- _Task objective_
Gather every line below where "icon" appears.

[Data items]
• • •

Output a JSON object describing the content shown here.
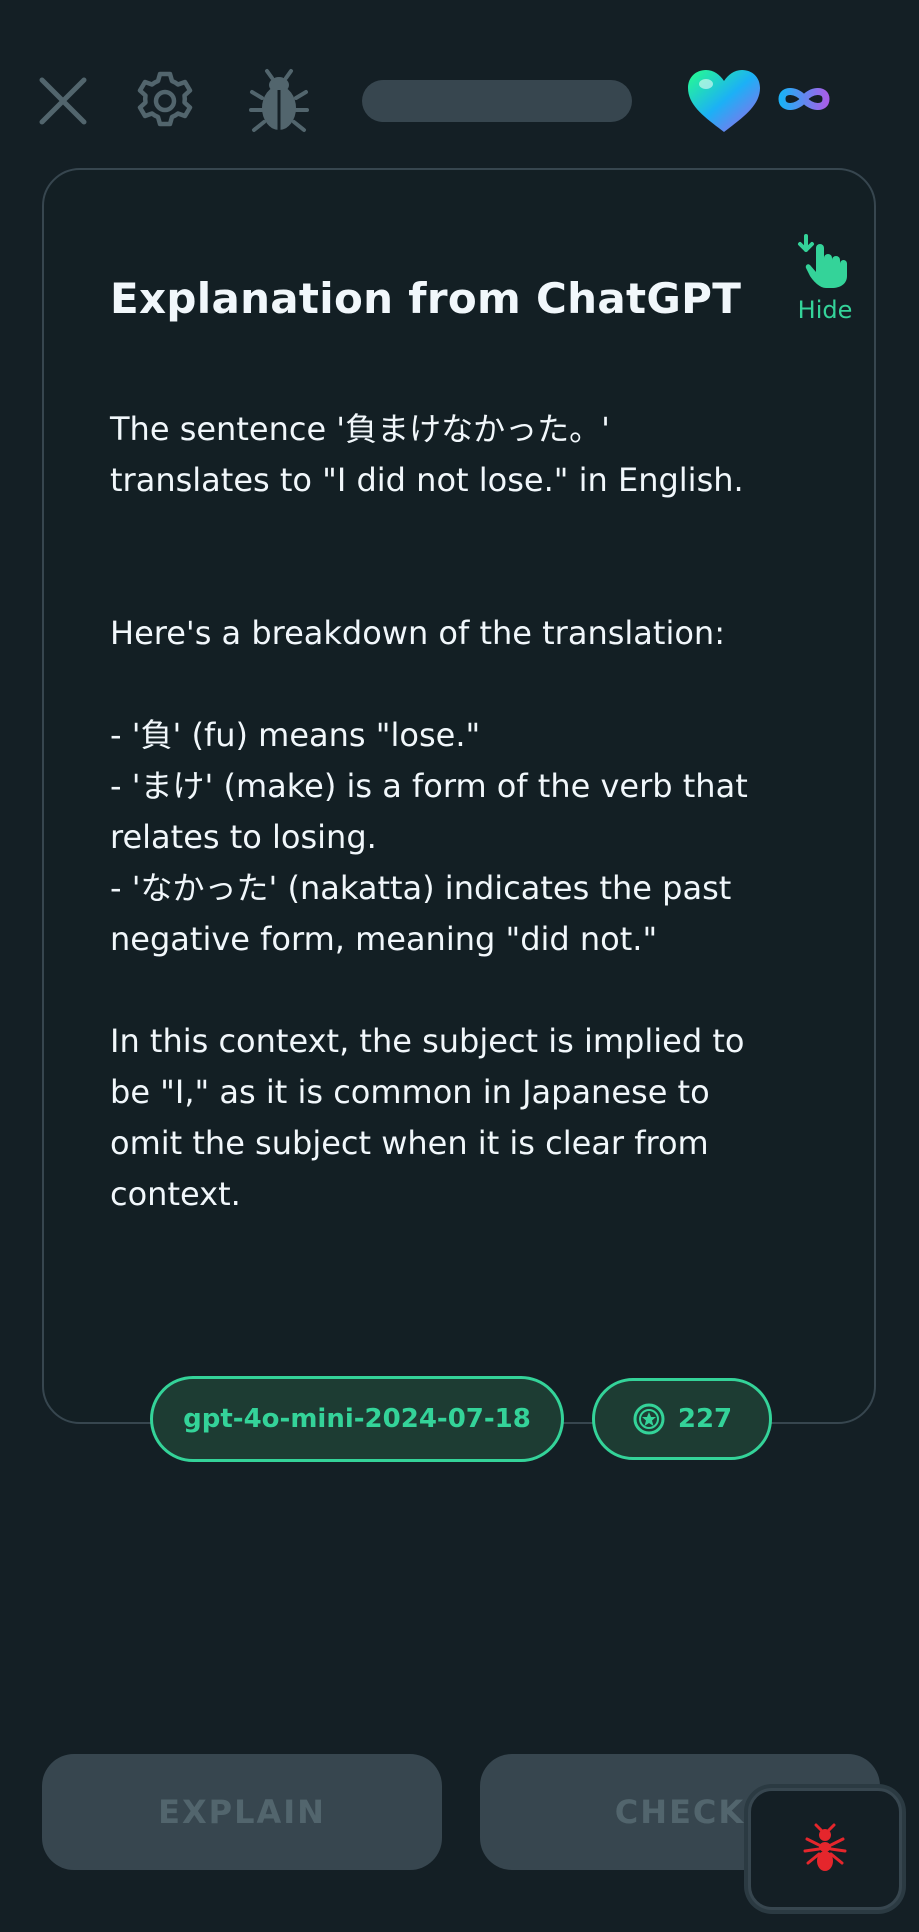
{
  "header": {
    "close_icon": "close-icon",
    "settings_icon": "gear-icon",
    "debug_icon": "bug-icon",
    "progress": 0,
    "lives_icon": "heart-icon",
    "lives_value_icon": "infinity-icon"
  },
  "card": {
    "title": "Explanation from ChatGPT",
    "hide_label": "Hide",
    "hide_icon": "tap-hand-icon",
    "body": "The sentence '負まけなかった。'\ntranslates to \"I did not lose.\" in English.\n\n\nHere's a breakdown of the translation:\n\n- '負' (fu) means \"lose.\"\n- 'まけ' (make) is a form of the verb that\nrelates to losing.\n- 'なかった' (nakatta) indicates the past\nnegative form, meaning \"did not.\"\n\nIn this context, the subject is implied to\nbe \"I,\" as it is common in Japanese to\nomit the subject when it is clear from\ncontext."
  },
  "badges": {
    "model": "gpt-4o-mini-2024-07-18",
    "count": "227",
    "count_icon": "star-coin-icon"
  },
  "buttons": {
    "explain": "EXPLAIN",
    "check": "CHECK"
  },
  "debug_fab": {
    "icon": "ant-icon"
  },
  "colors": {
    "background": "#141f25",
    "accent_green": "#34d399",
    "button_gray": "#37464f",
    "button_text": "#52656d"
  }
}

• • •

- _Solution to this exercise_
    "close_icon": "close-icon",
    "settings_icon": "gear-icon",
    "debug_icon": "bug-icon",
    "lives_icon": "heart-icon",
    "lives_value_icon": "infinity-icon"
    "hide_icon": "tap-hand-icon",
    "count_icon": "star-coin-icon"
    "icon": "ant-icon"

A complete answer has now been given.